## [SHORT EXERCISE]
Transcribe all of the records precisely as they are presented.

%%

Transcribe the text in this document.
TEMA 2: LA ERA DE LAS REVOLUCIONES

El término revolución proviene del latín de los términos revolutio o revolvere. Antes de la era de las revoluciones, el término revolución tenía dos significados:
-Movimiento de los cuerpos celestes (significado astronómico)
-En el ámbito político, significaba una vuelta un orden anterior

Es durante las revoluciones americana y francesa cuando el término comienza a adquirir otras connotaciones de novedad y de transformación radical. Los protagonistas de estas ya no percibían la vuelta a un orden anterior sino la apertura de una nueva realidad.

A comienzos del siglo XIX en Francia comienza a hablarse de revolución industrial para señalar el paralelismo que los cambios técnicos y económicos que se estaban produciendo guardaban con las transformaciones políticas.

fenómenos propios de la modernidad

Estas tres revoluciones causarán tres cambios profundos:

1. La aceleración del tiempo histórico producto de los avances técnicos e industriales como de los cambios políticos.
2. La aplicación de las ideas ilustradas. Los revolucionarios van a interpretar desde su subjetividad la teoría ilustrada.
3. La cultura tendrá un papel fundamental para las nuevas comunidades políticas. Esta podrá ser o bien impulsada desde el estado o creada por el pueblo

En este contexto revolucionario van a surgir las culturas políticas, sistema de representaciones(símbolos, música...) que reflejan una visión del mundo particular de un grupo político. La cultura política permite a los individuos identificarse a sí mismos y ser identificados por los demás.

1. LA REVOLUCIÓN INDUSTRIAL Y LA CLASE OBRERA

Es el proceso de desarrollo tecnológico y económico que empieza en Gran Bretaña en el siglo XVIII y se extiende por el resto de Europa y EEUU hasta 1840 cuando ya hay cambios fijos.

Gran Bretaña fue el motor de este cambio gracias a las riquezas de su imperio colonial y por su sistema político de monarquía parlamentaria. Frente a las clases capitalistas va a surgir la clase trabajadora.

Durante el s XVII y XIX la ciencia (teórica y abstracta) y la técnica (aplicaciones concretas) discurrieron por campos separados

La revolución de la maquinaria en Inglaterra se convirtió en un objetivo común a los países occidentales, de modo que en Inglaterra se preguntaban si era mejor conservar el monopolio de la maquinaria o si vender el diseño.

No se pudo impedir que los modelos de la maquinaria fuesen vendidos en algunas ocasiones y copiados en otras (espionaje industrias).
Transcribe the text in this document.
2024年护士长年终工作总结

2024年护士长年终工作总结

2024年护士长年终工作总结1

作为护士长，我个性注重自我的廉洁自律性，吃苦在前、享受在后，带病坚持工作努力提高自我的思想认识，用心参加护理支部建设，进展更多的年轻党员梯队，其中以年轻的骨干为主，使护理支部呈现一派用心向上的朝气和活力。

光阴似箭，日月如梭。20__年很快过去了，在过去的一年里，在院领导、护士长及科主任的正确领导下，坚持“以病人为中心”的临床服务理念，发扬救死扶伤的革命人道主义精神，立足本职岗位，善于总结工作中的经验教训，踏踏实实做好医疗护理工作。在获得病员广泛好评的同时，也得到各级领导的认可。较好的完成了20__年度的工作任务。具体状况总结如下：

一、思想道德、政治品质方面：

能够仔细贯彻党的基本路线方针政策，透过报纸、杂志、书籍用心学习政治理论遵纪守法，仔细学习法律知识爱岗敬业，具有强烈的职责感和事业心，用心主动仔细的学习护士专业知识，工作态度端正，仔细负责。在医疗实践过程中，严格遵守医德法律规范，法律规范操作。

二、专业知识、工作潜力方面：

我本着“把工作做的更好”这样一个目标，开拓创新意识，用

%%

## [ANSWER TO THIS EXERCISE]
Transcribe the text in this document.
TEMA 2: LA ERA DE LAS REVOLUCIONES

El término revolución proviene del latín de los términos revolutio o revolvere. Antes de la era de las revoluciones, el término revolución tenía dos significados:
-Movimiento de los cuerpos celestes (significado astronómico)
-En el ámbito político, significaba una vuelta un orden anterior

Es durante las revoluciones americana y francesa cuando el término comienza a adquirir otras connotaciones de novedad y de transformación radical. Los protagonistas de estas ya no percibían la vuelta a un orden anterior sino la apertura de una nueva realidad.

A comienzos del siglo XIX en Francia comienza a hablarse de revolución industrial para señalar el paralelismo que los cambios técnicos y económicos que se estaban produciendo guardaban con las transformaciones políticas.

fenómenos propios de la modernidad

Estas tres revoluciones causarán tres cambios profundos:

1. La aceleración del tiempo histórico producto de los avances técnicos e industriales como de los cambios políticos.
2. La aplicación de las ideas ilustradas. Los revolucionarios van a interpretar desde su subjetividad la teoría ilustrada.
3. La cultura tendrá un papel fundamental para las nuevas comunidades políticas. Esta podrá ser o bien impulsada desde el estado o creada por el pueblo

En este contexto revolucionario van a surgir las culturas políticas, sistema de representaciones(símbolos, música...) que reflejan una visión del mundo particular de un grupo político. La cultura política permite a los individuos identificarse a sí mismos y ser identificados por los demás.

1. LA REVOLUCIÓN INDUSTRIAL Y LA CLASE OBRERA

Es el proceso de desarrollo tecnológico y económico que empieza en Gran Bretaña en el siglo XVIII y se extiende por el resto de Europa y EEUU hasta 1840 cuando ya hay cambios fijos.

Gran Bretaña fue el motor de este cambio gracias a las riquezas de su imperio colonial y por su sistema político de monarquía parlamentaria. Frente a las clases capitalistas va a surgir la clase trabajadora.

Durante el s XVII y XIX la ciencia (teórica y abstracta) y la técnica (aplicaciones concretas) discurrieron por campos separados

La revolución de la maquinaria en Inglaterra se convirtió en un objetivo común a los países occidentales, de modo que en Inglaterra se preguntaban si era mejor conservar el monopolio de la maquinaria o si vender el diseño.

No se pudo impedir que los modelos de la maquinaria fuesen vendidos en algunas ocasiones y copiados en otras (espionaje industrias).
Transcribe the text in this document.
2024年护士长年终工作总结

2024年护士长年终工作总结

2024年护士长年终工作总结1

作为护士长，我个性注重自我的廉洁自律性，吃苦在前、享受在后，带病坚持工作努力提高自我的思想认识，用心参加护理支部建设，进展更多的年轻党员梯队，其中以年轻的骨干为主，使护理支部呈现一派用心向上的朝气和活力。

光阴似箭，日月如梭。20__年很快过去了，在过去的一年里，在院领导、护士长及科主任的正确领导下，坚持“以病人为中心”的临床服务理念，发扬救死扶伤的革命人道主义精神，立足本职岗位，善于总结工作中的经验教训，踏踏实实做好医疗护理工作。在获得病员广泛好评的同时，也得到各级领导的认可。较好的完成了20__年度的工作任务。具体状况总结如下：

一、思想道德、政治品质方面：

能够仔细贯彻党的基本路线方针政策，透过报纸、杂志、书籍用心学习政治理论遵纪守法，仔细学习法律知识爱岗敬业，具有强烈的职责感和事业心，用心主动仔细的学习护士专业知识，工作态度端正，仔细负责。在医疗实践过程中，严格遵守医德法律规范，法律规范操作。

二、专业知识、工作潜力方面：

我本着“把工作做的更好”这样一个目标，开拓创新意识，用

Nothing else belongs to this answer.